READING PASSAGE ->
Individual Model Specifications:

Model Type Parameters Key Configuration
Logistic Regression Linear 5,015 C=1.0, L2 regularization, LBFGS solver
Random Forest Ensemble Trees - 200 estimators, unlimited depth
SVM Kernel Method - RBF kernel, C=1.0, gamma=scale
XGBoost Gradient Boosting - 200 trees, depth=7, LR=0.1
BiLSTM Recurrent NN ~500K 64 units/dir, attention, dropout=0.5
BERT Transformer 110M bert-base-uncased, max_len=128

Performance

Individual Models

Model Accuracy Precision Recall F1-Score ROC-AUC
XGBoost 0.9903 0.9838 0.9970 0.9904 0.9994
Logistic Regression 0.9897 0.9827 0.9970 0.9898 0.9996
SVM 0.9867 0.9807 0.9929 0.9867 0.9991
BERT 0.9727 0.9510 0.9967 0.9733 0.9975
BiLSTM 0.9710 0.9668 0.9756 0.9712 0.9963
Random Forest 0.9573 0.9571 0.9576 0.9573 0.9922

Ensemble Methods

Method Accuracy Precision Recall F1-Score ROC-AUC
Weighted Average ⭐ 0.9959 0.9959 0.9959 0.9959 0.9998
Stacking 0.9956 0.9947 0.9964 0.9956 0.9998
Soft Voting 0.9945 0.9937 0.9954 0.9945 0.9998
Hard Voting 0.9921 0.9944 0.9898 0.9921 0.9998

Optimized Ensemble Weights:

  • XGBoost: 0.25
  • Logistic Regression: 0.20
  • BERT: 0.20
  • SVM: 0.15
  • Random Forest: 0.10
  • BiLSTM: 0.10

Confusion Matrix (Weighted Ensemble):

              Predicted
              Human    AI
Actual Human  3918     16
       AI     16       3918
  • Total Errors: 32 / 7,868 (0.41%)
  • False Positives: 16 (0.20%)
  • False Negatives: 16 (0.20%)

Training Details

Dataset:

  • Name: HC3 (Human-ChatGPT Comparison Corpus)
  • Total Samples: 52,452 balanced pairs
  • Training: 36,716 (70%)
  • Validation: 7,868 (15%)
  • Test: 7,868 (15%)
  • Domains: Finance, Medicine, Open QA, Reddit ELI5, Wikipedia CS/AI
  • Minimum Length: 50 characters
  • Balance: 50-50 (Human-AI)

Feature Engineering:

  • TF-IDF: 5,000 dimensions (unigrams + bigrams)
  • Linguistic: 15 handcrafted features
    • Text statistics (length, word/sentence counts)

TO DO ->
a - Answer these questions using the model summary above.
(i) How many estimators does the Random Forest model use?
(ii) What weight does the optimized ensemble give to BERT?
(iii) How many samples are in the training set?
b - Translate this line from the model summary above into Spanish: "Minimum Length: 50 characters".
c - Pick up the model summary above where it stops and continue it.

Bounding box prediction data:
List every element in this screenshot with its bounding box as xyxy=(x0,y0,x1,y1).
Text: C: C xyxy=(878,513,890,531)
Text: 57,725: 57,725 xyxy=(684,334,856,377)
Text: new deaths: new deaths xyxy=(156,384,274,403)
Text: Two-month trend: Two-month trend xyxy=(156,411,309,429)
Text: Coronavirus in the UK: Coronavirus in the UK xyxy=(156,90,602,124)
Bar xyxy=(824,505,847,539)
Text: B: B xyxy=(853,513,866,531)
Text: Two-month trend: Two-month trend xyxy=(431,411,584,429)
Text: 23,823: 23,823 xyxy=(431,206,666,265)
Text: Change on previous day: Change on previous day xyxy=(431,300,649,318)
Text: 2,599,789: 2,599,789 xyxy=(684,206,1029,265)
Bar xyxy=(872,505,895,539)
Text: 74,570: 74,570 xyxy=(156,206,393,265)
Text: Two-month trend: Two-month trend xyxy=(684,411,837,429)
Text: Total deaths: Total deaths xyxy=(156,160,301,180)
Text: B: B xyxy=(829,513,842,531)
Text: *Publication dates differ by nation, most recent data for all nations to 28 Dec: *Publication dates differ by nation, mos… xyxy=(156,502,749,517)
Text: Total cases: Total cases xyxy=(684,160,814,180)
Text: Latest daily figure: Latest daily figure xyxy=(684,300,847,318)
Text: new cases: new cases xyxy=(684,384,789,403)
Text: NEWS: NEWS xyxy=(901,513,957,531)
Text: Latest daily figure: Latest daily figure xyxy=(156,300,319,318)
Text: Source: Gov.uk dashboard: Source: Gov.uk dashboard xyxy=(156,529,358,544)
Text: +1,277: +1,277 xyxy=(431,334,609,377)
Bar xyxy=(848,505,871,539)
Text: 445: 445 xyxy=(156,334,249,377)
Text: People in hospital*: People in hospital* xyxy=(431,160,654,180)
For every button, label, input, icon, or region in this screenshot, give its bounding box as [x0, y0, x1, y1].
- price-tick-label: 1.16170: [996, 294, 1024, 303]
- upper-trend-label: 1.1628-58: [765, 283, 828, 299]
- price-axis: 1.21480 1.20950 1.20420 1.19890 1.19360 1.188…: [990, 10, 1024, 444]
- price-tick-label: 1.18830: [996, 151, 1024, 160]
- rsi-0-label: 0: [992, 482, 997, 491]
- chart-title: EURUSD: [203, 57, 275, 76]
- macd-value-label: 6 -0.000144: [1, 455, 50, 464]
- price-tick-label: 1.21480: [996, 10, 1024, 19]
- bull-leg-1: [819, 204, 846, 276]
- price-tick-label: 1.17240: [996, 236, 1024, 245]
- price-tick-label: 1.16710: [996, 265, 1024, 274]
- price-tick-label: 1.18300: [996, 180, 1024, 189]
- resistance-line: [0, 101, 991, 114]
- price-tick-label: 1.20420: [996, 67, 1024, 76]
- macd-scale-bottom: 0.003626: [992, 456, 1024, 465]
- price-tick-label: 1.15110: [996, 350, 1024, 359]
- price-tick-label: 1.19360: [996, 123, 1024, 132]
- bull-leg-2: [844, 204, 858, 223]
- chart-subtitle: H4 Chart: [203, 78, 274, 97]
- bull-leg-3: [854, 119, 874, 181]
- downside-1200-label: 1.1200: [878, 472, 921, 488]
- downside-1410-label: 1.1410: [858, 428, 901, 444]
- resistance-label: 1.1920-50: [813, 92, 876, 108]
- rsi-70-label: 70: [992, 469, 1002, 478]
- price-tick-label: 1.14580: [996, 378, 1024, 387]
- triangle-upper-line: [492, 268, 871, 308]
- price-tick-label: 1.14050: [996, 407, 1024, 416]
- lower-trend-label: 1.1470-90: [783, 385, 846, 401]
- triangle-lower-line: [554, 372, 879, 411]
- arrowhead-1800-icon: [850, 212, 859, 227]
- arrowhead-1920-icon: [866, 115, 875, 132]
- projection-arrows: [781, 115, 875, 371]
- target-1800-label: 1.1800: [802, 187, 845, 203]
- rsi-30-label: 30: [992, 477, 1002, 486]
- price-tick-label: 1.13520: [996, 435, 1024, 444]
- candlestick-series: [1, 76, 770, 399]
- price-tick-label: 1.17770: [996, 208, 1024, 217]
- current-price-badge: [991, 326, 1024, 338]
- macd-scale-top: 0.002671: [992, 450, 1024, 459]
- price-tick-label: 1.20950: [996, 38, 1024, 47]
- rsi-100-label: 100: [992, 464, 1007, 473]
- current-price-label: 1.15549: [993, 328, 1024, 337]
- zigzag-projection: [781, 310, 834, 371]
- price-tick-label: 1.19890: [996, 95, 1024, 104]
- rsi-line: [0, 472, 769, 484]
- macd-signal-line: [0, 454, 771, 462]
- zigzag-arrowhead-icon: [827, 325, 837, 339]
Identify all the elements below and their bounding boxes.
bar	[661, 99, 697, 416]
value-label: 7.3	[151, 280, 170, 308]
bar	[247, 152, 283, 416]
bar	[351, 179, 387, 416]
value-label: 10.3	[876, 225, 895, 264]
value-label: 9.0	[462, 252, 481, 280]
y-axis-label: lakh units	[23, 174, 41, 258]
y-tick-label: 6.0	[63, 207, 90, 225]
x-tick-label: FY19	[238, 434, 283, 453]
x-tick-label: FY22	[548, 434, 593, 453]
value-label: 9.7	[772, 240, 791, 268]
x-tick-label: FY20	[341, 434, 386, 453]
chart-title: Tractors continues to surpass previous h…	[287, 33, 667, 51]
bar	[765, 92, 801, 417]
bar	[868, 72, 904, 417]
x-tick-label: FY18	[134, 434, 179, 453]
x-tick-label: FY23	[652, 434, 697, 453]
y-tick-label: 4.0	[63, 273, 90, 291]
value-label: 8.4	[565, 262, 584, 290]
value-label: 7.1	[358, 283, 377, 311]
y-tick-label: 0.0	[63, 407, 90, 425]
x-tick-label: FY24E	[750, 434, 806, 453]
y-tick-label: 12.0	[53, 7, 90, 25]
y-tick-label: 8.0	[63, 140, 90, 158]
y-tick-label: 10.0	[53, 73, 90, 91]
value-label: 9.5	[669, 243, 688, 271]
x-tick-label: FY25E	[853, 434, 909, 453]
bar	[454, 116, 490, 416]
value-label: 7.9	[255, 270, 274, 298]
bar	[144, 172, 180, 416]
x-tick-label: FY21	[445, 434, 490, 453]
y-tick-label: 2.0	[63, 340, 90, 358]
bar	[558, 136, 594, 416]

EXPECTED RESPONSES ->
a -
(i) 200
(ii) 0.20
(iii) 36,716 (70%)

b - Longitud mínima: 50 caracteres

c -
    • Lexical diversity (Type-Token Ratio)
    • Character ratios (stopwords, punctuation, digits, capitals)
    • Structural patterns (long/short words, question/exclamation marks)

Training Configuration:

Traditional ML Models:

  • Framework: scikit-learn 1.3+
  • Cross-validation: 5-fold (for stacking)
  • Class balance: Maintained via stratified splitting

Deep Learning Models:

  • BiLSTM: 10 epochs (early stopped at 4), batch=64, Adam optimizer (LR=1e-3)
  • BERT: 2 epochs, batch=16, AdamW optimizer (LR=2e-5), warmup=500 steps

Hardware:

  • Training: CPU/GPU compatible
  • BiLSTM training time: 3,406 seconds (4 epochs)
  • BERT training time: Variable (depends on GPU)

Usage

Installation

git clone https://github.com/huzaifanasir95/Human-vs-AI-Classifier.git
cd Human-vs-AI-Classifier
pip install -r requirements.txt

Download Models

from huggingface_hub import hf_hub_download
import pickle
import torch

# Download traditional ML models
models = ['logistic_regression', 'random_forest', 'svm', 'xgboost']
for model_name in models:
    model_path = hf_hub_download(
        repo_id="huzaifanasirrr/human-vs-ai-text-classifier",
        filename=f"models/{model_name}.pkl"
    )
    with open(model_path, 'rb') as f:
        model = pickle.load(f)

# Download deep learning models
bert_path = hf_hub_download(
    repo_id="huzaifanasirrr/human-vs-ai-text-classifier",
    filename="models/bert_best.pt"
)
bilstm_path = hf_hub_download(
    repo_id="huzaifanasirrr/human-vs-ai-text-classifier",
    filename="models/bilstm_best.h5"
)

Inference (Weighted Ensemble)

from src.feature_extractor import FeatureExtractor
from src.models.ensemble import WeightedEnsemble
import numpy as np

# Initialize feature extractor
feature_extractor = FeatureExtractor(
    max_features=5000,
    ngram_range=(1, 2)
)

# Extract features from text
text = "Your text to classify here..."
features = feature_extractor.extract(text)  # Shape: (5015,)

# Load ensemble
ensemble = WeightedEnsemble(
    models=[lr_model, rf_model, svm_model, xgb_model, bert_model, bilstm_model],
    weights=[0.20, 0.10, 0.15, 0.25, 0.20, 0.10]
)

# Predict
prediction = ensemble.predict(features)
probability = ensemble.predict_proba(features)

if prediction == 0:
    print(f"Human-written (confidence: {probability[0]:.2%})")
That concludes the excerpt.